*YOUR INSTRUCTIONS*
Transcribe all records exactly.

*SOURCE MATERIAL*
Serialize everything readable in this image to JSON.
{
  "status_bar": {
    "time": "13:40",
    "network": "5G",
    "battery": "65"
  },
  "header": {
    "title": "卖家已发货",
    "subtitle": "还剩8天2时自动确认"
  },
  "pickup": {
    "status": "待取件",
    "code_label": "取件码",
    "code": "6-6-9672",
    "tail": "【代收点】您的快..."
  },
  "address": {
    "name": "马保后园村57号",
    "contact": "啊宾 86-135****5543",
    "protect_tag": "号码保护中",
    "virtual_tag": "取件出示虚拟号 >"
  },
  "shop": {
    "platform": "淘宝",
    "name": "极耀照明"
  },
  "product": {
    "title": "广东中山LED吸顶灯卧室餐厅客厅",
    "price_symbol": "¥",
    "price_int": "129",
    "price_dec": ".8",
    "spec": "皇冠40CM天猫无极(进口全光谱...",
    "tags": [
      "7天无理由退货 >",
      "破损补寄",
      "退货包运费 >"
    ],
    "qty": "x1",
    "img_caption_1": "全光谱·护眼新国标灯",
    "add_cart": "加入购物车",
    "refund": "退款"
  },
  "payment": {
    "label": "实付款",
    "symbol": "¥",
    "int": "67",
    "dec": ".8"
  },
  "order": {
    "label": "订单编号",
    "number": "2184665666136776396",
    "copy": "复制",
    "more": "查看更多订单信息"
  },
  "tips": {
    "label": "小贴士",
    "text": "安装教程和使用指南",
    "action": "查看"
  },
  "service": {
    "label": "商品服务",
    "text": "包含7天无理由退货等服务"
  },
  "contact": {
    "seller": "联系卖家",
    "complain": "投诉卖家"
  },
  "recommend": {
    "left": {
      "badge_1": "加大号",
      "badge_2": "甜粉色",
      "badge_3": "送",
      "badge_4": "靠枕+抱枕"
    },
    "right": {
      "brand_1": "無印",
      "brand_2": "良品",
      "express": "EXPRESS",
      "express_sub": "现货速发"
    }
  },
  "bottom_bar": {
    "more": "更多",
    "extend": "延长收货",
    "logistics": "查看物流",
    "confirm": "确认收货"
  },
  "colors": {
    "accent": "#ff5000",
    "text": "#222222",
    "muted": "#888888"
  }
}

*PROBLEM SOLUTION*
Serialize everything readable in this image to JSON.
{
  "status_bar": {
    "time": "13:40",
    "network": "5G",
    "battery": "65"
  },
  "header": {
    "title": "卖家已发货",
    "subtitle": "还剩8天2时自动确认"
  },
  "pickup": {
    "status": "待取件",
    "code_label": "取件码",
    "code": "6-6-9672",
    "tail": "【代收点】您的快..."
  },
  "address": {
    "name": "马保后园村57号",
    "contact": "啊宾 86-135****5543",
    "protect_tag": "号码保护中",
    "virtual_tag": "取件出示虚拟号 >"
  },
  "shop": {
    "platform": "淘宝",
    "name": "极耀照明"
  },
  "product": {
    "title": "广东中山LED吸顶灯卧室餐厅客厅",
    "price_symbol": "¥",
    "price_int": "129",
    "price_dec": ".8",
    "spec": "皇冠40CM天猫无极(进口全光谱...",
    "tags": [
      "7天无理由退货 >",
      "破损补寄",
      "退货包运费 >"
    ],
    "qty": "x1",
    "img_caption_1": "全光谱·护眼新国标灯",
    "add_cart": "加入购物车",
    "refund": "退款"
  },
  "payment": {
    "label": "实付款",
    "symbol": "¥",
    "int": "67",
    "dec": ".8"
  },
  "order": {
    "label": "订单编号",
    "number": "2184665666136776396",
    "copy": "复制",
    "more": "查看更多订单信息"
  },
  "tips": {
    "label": "小贴士",
    "text": "安装教程和使用指南",
    "action": "查看"
  },
  "service": {
    "label": "商品服务",
    "text": "包含7天无理由退货等服务"
  },
  "contact": {
    "seller": "联系卖家",
    "complain": "投诉卖家"
  },
  "recommend": {
    "left": {
      "badge_1": "加大号",
      "badge_2": "甜粉色",
      "badge_3": "送",
      "badge_4": "靠枕+抱枕"
    },
    "right": {
      "brand_1": "無印",
      "brand_2": "良品",
      "express": "EXPRESS",
      "express_sub": "现货速发"
    }
  },
  "bottom_bar": {
    "more": "更多",
    "extend": "延长收货",
    "logistics": "查看物流",
    "confirm": "确认收货"
  },
  "colors": {
    "accent": "#ff5000",
    "text": "#222222",
    "muted": "#888888"
  }
}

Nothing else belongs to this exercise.